USS LST-473 was a United States Navy  used in the Asiatic-Pacific Theater during World War II. As with many of her class, the ship was never named. Instead, she was referred to by her hull designation.

Construction
LST-473 was laid down on 10 July 1942, under Maritime Commission (MARCOM) contract, MC hull 993, by  Kaiser Shipyards, Vancouver, Washington; launched 9 December 1942; and commissioned on 16 March 1943.

Service history 
During World War II, LST-473 was assigned to the Asiatic-Pacific theater and participated in the following operations: the Lae occupation in September 1943; the Leyte operation in October 1944; the Lingayen Gulf landings in January 1945; the Zambales-Subic Bay operation in January 1945; and the Mindanao Island landings in March 1945.
------------------------------------
EXERCISE SET
A - Pull the passage of the USS LST-473 text that starts at "Construction" and ends at "16 March 1943.", copied word for word.
B - Write what comes next in the USS LST-473 text, picking up after its final sentence.
------------------------------------
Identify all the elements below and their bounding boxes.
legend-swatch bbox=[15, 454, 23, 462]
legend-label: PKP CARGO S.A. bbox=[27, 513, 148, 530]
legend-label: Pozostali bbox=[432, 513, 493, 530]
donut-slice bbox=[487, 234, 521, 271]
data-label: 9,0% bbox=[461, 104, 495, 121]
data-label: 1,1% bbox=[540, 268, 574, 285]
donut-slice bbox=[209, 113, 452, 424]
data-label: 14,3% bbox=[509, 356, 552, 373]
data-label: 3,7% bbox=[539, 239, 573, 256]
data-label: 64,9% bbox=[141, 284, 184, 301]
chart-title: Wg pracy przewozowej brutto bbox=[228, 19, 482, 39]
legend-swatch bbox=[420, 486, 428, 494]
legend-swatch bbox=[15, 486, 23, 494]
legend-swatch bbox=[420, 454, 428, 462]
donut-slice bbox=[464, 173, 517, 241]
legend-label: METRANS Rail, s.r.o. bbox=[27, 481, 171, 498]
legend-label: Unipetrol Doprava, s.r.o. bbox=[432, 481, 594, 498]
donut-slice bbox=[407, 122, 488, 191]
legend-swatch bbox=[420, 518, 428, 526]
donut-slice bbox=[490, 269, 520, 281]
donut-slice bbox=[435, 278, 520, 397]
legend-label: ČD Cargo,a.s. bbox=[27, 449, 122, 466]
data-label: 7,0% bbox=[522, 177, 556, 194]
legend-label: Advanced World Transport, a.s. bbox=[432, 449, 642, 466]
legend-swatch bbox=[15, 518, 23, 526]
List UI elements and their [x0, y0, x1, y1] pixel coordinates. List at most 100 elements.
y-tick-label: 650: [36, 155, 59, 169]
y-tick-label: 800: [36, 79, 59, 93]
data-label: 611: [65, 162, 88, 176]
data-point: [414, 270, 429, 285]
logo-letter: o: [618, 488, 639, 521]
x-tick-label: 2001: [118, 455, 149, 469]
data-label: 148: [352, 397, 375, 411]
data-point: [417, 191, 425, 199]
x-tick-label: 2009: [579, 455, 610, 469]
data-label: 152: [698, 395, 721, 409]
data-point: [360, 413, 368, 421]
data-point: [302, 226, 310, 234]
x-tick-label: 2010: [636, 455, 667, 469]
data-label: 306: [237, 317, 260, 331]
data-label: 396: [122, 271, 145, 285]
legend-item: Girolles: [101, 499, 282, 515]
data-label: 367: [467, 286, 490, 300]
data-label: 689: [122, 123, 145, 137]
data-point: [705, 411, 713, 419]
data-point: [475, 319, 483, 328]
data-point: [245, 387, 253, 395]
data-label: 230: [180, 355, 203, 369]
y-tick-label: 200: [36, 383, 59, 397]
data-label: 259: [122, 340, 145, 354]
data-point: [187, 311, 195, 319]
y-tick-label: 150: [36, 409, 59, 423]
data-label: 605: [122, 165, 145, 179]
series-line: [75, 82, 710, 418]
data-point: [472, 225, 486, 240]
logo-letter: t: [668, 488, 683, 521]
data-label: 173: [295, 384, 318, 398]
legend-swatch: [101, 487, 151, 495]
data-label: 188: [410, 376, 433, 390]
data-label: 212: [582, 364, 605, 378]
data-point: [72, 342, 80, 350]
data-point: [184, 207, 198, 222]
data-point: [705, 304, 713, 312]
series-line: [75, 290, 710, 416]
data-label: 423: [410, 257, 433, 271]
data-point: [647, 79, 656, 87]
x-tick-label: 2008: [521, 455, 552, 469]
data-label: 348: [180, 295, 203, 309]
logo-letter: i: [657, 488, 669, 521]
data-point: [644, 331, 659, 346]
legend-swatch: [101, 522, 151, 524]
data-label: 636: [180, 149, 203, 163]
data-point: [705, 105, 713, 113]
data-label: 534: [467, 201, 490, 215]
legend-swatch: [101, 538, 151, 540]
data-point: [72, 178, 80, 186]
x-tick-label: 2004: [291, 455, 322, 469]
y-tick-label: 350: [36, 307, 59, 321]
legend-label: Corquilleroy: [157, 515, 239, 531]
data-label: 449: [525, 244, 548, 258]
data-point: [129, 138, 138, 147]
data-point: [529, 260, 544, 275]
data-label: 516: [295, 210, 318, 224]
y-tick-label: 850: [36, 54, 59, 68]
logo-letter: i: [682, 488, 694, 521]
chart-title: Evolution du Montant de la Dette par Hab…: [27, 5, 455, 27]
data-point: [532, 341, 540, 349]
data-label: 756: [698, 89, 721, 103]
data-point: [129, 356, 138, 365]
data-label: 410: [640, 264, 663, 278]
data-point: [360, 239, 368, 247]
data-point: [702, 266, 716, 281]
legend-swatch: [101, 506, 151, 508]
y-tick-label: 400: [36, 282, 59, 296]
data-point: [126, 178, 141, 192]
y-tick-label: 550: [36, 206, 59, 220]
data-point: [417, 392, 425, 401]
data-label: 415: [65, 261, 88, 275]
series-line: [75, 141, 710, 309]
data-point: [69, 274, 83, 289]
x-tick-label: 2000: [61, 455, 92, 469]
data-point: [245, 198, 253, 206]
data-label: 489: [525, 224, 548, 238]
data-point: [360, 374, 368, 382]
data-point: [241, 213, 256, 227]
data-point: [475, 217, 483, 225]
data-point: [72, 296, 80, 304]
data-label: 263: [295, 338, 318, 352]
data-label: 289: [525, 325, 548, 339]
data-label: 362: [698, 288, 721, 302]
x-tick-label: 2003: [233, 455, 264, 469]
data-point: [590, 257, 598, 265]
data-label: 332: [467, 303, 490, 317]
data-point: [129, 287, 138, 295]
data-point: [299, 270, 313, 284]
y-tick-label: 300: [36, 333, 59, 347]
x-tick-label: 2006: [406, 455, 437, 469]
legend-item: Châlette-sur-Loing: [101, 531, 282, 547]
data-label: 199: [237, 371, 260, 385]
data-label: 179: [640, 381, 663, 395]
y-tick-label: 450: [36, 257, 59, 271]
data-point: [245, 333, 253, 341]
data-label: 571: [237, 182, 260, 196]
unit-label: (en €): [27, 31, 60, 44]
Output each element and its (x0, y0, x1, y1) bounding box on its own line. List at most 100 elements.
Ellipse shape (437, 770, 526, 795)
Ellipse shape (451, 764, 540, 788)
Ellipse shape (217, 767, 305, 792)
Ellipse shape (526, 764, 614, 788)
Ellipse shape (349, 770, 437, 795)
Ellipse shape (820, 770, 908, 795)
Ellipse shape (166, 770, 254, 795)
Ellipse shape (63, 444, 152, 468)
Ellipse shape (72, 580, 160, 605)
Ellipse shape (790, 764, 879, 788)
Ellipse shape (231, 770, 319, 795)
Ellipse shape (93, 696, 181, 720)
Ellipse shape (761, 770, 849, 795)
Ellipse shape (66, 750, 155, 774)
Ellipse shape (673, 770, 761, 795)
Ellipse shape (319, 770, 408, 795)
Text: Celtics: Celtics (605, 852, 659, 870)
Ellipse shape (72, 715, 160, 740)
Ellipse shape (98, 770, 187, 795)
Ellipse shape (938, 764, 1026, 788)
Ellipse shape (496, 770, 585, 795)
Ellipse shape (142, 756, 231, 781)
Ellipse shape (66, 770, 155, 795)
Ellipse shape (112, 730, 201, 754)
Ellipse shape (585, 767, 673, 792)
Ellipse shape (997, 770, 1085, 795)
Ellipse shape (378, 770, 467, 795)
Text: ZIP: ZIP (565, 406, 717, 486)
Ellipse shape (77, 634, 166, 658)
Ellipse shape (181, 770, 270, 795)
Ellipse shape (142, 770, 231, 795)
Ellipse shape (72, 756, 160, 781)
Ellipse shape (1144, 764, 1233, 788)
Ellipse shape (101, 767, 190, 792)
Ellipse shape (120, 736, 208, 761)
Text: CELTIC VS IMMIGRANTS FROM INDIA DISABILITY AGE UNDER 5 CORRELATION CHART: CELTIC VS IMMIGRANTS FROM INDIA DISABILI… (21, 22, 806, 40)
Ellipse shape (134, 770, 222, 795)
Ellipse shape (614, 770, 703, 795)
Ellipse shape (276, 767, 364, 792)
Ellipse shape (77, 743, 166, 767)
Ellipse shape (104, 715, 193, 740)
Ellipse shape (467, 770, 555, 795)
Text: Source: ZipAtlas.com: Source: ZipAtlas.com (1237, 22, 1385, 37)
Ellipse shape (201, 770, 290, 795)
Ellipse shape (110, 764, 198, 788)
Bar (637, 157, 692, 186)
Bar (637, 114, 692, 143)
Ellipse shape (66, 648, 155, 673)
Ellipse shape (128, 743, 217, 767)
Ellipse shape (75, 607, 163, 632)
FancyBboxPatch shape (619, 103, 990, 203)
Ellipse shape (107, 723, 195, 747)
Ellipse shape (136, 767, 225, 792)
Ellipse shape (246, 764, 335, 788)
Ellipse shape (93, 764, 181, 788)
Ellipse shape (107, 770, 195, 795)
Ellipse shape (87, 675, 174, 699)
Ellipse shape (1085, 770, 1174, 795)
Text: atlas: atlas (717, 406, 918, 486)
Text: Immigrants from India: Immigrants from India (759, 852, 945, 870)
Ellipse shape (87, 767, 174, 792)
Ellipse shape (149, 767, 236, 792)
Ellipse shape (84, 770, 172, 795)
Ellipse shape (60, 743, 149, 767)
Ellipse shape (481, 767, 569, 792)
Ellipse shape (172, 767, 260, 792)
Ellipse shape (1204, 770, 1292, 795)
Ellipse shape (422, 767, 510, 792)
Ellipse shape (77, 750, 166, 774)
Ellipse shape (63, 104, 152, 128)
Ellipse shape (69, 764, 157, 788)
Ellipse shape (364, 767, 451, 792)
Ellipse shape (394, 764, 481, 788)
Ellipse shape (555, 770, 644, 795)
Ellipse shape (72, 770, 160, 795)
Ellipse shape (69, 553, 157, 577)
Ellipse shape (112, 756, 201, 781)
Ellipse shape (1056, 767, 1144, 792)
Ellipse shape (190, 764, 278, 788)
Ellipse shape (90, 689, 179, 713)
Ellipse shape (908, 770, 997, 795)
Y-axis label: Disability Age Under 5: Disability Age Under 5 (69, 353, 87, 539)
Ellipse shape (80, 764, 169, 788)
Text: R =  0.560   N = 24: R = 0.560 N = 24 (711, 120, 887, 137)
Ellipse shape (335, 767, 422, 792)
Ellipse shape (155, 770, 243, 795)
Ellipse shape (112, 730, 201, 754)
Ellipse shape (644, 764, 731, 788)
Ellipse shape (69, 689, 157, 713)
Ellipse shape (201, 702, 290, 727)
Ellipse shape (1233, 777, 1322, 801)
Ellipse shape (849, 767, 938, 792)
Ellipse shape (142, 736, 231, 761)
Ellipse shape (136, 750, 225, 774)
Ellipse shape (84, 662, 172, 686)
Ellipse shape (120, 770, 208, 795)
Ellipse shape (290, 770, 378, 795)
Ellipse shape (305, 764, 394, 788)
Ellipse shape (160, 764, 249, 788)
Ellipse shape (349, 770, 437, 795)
------------------------------------
TASK ANSWERS
A -
Construction
LST-473 was laid down on 10 July 1942, under Maritime Commission (MARCOM) contract, MC hull 993, by  Kaiser Shipyards, Vancouver, Washington; launched 9 December 1942; and commissioned on 16 March 1943.

B -
LST-473 returned to the United States and was decommissioned on 18 March 1946. She was struck from the Navy list on 17 April, that same year. On 21 April 1948, the tank landing ship was sold to Hughes Bros., Inc., New York City, and subsequently scrapped.

Honors and awards
LST-473 earned five battle stars for her service in World War II.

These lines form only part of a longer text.